▶ **TASK TO CARRY OUT**
Copy out each line of the material in which the word "église" appears.
******
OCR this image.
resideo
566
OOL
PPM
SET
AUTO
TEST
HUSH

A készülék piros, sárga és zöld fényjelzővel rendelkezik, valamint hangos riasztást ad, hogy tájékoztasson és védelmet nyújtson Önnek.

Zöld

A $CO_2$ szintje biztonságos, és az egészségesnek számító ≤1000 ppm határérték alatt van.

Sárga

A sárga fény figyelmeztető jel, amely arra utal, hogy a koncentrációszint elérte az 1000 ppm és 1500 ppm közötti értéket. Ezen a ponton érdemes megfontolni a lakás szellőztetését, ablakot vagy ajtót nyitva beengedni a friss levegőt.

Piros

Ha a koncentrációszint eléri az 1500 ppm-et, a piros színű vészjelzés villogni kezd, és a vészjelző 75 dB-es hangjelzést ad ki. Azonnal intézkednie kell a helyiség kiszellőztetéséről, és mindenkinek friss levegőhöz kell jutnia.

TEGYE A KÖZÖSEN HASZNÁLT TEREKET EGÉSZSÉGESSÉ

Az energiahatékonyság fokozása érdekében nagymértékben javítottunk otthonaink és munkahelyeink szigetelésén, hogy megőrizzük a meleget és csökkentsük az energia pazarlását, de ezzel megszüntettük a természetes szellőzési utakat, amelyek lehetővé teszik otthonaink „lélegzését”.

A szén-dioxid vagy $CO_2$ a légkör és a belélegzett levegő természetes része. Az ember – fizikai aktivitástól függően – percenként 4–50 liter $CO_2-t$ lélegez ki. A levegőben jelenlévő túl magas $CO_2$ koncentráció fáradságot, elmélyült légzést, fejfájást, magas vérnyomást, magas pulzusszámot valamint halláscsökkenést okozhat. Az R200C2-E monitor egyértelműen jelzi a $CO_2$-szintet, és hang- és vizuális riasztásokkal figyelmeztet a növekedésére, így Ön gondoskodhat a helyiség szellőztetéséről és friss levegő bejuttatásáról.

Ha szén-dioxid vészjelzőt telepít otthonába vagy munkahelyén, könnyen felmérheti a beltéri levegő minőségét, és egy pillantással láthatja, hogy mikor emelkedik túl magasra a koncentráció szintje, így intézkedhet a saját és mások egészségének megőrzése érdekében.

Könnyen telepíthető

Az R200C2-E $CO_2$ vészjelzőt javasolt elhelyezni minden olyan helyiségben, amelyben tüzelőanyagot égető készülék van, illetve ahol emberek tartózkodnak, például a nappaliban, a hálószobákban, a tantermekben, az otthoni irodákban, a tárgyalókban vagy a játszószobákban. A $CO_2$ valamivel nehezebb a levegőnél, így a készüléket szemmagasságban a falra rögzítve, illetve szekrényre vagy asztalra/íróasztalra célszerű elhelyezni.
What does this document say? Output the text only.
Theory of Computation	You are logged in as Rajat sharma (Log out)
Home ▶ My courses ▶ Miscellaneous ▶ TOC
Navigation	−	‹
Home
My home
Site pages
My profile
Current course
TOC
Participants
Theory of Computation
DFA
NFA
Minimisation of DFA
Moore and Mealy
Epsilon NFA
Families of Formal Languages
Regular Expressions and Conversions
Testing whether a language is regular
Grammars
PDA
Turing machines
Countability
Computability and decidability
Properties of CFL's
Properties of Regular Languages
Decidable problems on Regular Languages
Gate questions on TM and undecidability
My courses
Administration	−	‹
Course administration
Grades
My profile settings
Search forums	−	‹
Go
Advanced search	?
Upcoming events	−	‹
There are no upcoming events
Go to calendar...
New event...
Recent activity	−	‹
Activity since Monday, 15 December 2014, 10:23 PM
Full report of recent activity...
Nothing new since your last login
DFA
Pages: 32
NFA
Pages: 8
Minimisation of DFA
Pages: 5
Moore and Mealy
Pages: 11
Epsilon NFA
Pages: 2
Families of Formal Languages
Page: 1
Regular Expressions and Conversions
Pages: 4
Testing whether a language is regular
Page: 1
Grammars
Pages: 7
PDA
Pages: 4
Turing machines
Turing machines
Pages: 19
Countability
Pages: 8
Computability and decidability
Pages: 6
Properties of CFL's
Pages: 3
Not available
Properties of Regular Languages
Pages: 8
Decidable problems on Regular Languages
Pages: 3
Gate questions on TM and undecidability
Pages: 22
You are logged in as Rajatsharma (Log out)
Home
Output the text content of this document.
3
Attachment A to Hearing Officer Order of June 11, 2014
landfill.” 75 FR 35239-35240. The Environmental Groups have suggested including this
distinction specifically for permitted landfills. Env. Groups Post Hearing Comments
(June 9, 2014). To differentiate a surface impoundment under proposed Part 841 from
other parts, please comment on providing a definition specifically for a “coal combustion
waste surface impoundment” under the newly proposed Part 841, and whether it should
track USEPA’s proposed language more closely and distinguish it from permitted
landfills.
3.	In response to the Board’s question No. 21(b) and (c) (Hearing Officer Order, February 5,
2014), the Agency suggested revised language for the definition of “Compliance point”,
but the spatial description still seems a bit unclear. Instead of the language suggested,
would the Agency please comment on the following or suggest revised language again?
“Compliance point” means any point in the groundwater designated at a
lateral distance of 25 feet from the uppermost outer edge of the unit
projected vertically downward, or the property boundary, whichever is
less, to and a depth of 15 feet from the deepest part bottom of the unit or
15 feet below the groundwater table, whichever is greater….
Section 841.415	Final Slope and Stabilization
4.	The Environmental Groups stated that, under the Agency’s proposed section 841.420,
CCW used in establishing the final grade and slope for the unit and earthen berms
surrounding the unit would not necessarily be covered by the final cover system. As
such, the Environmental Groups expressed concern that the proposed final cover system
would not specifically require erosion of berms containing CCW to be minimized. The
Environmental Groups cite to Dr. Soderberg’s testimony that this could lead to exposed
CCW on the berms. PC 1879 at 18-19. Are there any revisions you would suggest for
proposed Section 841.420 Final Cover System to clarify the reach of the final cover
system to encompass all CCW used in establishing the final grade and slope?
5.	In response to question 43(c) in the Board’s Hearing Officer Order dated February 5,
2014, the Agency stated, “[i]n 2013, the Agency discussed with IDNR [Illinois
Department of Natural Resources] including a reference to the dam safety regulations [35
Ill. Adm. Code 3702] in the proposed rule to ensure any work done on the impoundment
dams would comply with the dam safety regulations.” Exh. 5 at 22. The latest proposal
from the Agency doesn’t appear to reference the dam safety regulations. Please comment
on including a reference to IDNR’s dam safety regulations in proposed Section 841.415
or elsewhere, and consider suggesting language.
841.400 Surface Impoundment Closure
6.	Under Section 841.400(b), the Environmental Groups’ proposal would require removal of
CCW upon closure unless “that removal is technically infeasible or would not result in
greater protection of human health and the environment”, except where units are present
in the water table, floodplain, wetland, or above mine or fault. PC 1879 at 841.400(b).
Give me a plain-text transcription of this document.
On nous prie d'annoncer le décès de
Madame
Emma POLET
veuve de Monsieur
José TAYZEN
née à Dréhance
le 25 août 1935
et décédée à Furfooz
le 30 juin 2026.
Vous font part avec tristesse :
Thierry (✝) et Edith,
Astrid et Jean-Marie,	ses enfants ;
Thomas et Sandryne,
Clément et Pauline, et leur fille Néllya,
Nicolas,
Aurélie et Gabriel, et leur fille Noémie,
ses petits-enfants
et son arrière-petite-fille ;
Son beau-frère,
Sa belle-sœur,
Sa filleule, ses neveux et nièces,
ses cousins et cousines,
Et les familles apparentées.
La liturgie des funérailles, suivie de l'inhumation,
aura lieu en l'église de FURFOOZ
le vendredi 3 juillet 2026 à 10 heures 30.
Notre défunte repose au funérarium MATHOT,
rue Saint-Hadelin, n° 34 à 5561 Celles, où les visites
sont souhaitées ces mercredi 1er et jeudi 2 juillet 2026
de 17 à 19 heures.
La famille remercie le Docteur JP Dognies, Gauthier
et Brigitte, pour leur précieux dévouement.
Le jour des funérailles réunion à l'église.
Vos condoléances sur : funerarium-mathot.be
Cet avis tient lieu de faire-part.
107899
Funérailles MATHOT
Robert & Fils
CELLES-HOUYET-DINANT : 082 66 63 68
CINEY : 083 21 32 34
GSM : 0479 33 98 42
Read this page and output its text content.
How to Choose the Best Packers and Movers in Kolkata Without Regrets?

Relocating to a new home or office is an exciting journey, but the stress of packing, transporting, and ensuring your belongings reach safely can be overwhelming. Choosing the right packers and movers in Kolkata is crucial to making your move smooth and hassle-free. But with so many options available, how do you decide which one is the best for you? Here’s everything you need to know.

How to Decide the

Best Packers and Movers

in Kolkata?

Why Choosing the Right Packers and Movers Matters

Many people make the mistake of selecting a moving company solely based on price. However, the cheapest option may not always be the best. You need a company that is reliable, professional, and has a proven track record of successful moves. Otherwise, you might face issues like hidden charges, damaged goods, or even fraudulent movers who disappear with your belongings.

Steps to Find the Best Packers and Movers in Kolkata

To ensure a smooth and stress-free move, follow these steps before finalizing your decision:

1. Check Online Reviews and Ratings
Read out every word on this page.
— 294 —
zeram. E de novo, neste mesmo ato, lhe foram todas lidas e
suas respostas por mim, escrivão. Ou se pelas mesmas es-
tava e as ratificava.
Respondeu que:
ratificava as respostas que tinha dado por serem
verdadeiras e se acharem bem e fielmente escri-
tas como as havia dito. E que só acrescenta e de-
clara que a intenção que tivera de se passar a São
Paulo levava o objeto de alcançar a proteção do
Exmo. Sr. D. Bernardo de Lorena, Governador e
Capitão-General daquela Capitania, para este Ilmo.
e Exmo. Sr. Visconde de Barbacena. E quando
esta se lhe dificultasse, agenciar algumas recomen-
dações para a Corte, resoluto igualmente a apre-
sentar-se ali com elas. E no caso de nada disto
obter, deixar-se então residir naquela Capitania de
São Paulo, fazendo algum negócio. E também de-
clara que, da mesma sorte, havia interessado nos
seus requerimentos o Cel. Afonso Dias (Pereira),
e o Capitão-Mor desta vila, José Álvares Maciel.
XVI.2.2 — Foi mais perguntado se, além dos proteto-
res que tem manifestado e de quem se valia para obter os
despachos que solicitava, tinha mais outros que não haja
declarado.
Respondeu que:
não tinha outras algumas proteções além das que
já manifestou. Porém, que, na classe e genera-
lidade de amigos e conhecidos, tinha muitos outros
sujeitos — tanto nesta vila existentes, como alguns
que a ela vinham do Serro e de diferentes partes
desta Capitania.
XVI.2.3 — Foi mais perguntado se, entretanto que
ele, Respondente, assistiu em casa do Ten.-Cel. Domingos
******
▶ **EXPECTED OUTPUT**
aura lieu en l'église de FURFOOZ
Le jour des funérailles réunion à l'église.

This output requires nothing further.